▶ Requirement 1
Copy the records word for word, from their first line through the line containing "gene-feature [957,833,967,854]", with both of those lines included.

▶ Text passage

* Begin *

You should already have all-hours swipe card access to LIB113, which will permit you to work whenever the library is open. Please be conscientious about keeping LIB113 clean and secure at all times: close the door behind you when you leave; keep food and drinks away from the computers; don’t leave equipment sitting around; contact me immediately if anything seems out of place, missing, or broken. Don’t move the iLoks!
LIB113 consists of 3 interlinked spaces; please be conscientious about maintaining the simultaneous usability of all of them as much as possible. While working in the big room/lab area, use headphones at all times and keep noise and conversation to a minimum. The seminar area is for classes and meetings. Please don’t use the seminar area, or leave your things there, if the third, smallest space, our miniature recording booth, is in use. Please be mindful of other users and use the sign-up system for the recording booth (which entails emailing MDOCS program coordinator Jesse O’Connell at least 24 hours in advance) if you know you definitely need to be in the space for a certain time. Beyond these guidelines, let’s use common sense, open lines of communication and personal responsibility as our tools to make sure that DOClab remains a welcoming, productive, creative space.
MDOCS: Evidence-Based Creative Practice
The John D. Moore Documentary Studies Collaborative (MDOCS) is an interdisciplinary program that offers workshops, course support, and a summer Documentary Storytellers Institute, in addition to production-focused liberal arts courses (but no major or minor). I’ve been part of the program since the beginning, so feel free to ask me anything about it, including how you might find out more about summer opportunities (e.g. at the DSI info session 10/3). As a media-agnostic documentary program in which multiple media are supported, and which exists in a liberal arts context, our program is unique.

* End *

Dataset excerpt
* Begin *

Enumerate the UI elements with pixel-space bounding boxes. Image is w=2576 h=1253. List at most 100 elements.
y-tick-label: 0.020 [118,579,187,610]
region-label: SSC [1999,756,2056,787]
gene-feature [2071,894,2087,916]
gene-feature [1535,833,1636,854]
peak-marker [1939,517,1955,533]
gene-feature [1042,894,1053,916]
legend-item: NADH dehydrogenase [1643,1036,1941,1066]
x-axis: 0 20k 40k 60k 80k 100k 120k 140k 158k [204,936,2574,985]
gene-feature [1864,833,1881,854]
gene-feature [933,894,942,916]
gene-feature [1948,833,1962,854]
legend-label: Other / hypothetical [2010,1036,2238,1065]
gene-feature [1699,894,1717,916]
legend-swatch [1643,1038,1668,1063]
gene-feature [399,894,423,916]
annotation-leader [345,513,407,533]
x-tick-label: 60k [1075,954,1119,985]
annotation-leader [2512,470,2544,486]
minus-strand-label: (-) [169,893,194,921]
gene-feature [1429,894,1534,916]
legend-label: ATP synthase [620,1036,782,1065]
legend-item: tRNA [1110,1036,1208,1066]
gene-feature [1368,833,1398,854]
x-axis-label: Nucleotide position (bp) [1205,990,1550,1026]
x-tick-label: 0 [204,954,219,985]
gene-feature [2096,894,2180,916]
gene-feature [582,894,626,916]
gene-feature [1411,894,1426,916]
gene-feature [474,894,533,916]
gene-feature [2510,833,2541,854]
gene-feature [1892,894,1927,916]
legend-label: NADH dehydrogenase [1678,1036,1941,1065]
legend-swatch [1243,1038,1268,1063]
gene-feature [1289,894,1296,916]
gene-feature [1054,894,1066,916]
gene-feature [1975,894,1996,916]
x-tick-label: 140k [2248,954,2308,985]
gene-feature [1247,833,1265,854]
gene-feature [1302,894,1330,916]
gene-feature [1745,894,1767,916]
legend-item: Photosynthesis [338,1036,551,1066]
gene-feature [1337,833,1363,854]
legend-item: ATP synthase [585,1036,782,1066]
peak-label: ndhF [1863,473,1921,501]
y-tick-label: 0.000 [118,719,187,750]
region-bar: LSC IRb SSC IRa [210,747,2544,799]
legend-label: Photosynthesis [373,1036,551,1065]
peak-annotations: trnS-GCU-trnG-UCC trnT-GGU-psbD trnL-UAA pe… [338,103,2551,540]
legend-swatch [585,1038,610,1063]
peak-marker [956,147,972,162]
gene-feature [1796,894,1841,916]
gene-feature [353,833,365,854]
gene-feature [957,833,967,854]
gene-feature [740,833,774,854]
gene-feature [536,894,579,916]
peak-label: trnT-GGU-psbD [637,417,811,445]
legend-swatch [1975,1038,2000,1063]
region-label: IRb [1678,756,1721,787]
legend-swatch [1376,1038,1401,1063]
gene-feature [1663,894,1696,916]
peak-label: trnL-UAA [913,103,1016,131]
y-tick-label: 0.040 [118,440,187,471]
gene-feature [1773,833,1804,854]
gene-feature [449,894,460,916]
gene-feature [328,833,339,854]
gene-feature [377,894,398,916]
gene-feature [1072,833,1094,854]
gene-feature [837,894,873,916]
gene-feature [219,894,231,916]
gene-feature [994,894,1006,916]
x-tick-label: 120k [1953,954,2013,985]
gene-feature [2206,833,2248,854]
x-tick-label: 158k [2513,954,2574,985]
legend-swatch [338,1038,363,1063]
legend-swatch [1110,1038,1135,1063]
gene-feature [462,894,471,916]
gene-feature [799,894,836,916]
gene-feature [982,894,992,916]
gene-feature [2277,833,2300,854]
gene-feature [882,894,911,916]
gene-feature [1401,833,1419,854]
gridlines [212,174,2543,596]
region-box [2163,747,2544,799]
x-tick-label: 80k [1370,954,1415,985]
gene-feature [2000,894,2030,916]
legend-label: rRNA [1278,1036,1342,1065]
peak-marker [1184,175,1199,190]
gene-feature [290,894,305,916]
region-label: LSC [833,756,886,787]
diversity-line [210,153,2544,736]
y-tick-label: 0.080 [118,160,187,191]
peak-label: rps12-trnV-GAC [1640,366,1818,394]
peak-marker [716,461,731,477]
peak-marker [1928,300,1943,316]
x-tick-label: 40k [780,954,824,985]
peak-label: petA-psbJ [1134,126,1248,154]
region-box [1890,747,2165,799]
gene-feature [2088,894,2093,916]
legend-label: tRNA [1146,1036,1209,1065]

* End *

▶ Requirement 2
According to the passage about LIB113 and MDOCS, what does the MDOCS program offer? List each offering.

▶ Exercise solution 1
Enumerate the UI elements with pixel-space bounding boxes. Image is w=2576 h=1253. List at most 100 elements.
y-tick-label: 0.020 [118,579,187,610]
region-label: SSC [1999,756,2056,787]
gene-feature [2071,894,2087,916]
gene-feature [1535,833,1636,854]
peak-marker [1939,517,1955,533]
gene-feature [1042,894,1053,916]
legend-item: NADH dehydrogenase [1643,1036,1941,1066]
x-axis: 0 20k 40k 60k 80k 100k 120k 140k 158k [204,936,2574,985]
gene-feature [1864,833,1881,854]
gene-feature [933,894,942,916]
gene-feature [1948,833,1962,854]
legend-label: Other / hypothetical [2010,1036,2238,1065]
gene-feature [1699,894,1717,916]
legend-swatch [1643,1038,1668,1063]
gene-feature [399,894,423,916]
annotation-leader [345,513,407,533]
x-tick-label: 60k [1075,954,1119,985]
annotation-leader [2512,470,2544,486]
minus-strand-label: (-) [169,893,194,921]
gene-feature [1429,894,1534,916]
legend-label: ATP synthase [620,1036,782,1065]
legend-item: tRNA [1110,1036,1208,1066]
gene-feature [1368,833,1398,854]
x-axis-label: Nucleotide position (bp) [1205,990,1550,1026]
x-tick-label: 0 [204,954,219,985]
gene-feature [2096,894,2180,916]
gene-feature [582,894,626,916]
gene-feature [1411,894,1426,916]
gene-feature [474,894,533,916]
gene-feature [2510,833,2541,854]
gene-feature [1892,894,1927,916]
legend-label: NADH dehydrogenase [1678,1036,1941,1065]
legend-swatch [1243,1038,1268,1063]
gene-feature [1289,894,1296,916]
gene-feature [1054,894,1066,916]
gene-feature [1975,894,1996,916]
x-tick-label: 140k [2248,954,2308,985]
gene-feature [1247,833,1265,854]
gene-feature [1302,894,1330,916]
gene-feature [1745,894,1767,916]
legend-item: Photosynthesis [338,1036,551,1066]
gene-feature [1337,833,1363,854]
legend-item: ATP synthase [585,1036,782,1066]
peak-label: ndhF [1863,473,1921,501]
y-tick-label: 0.000 [118,719,187,750]
region-bar: LSC IRb SSC IRa [210,747,2544,799]
legend-label: Photosynthesis [373,1036,551,1065]
peak-annotations: trnS-GCU-trnG-UCC trnT-GGU-psbD trnL-UAA pe… [338,103,2551,540]
legend-swatch [585,1038,610,1063]
peak-marker [956,147,972,162]
gene-feature [1796,894,1841,916]
gene-feature [353,833,365,854]
gene-feature [957,833,967,854]

▶ Exercise solution 2
- Workshops
- Course support
- A summer Documentary Storytellers Institute
- Production-focused liberal arts courses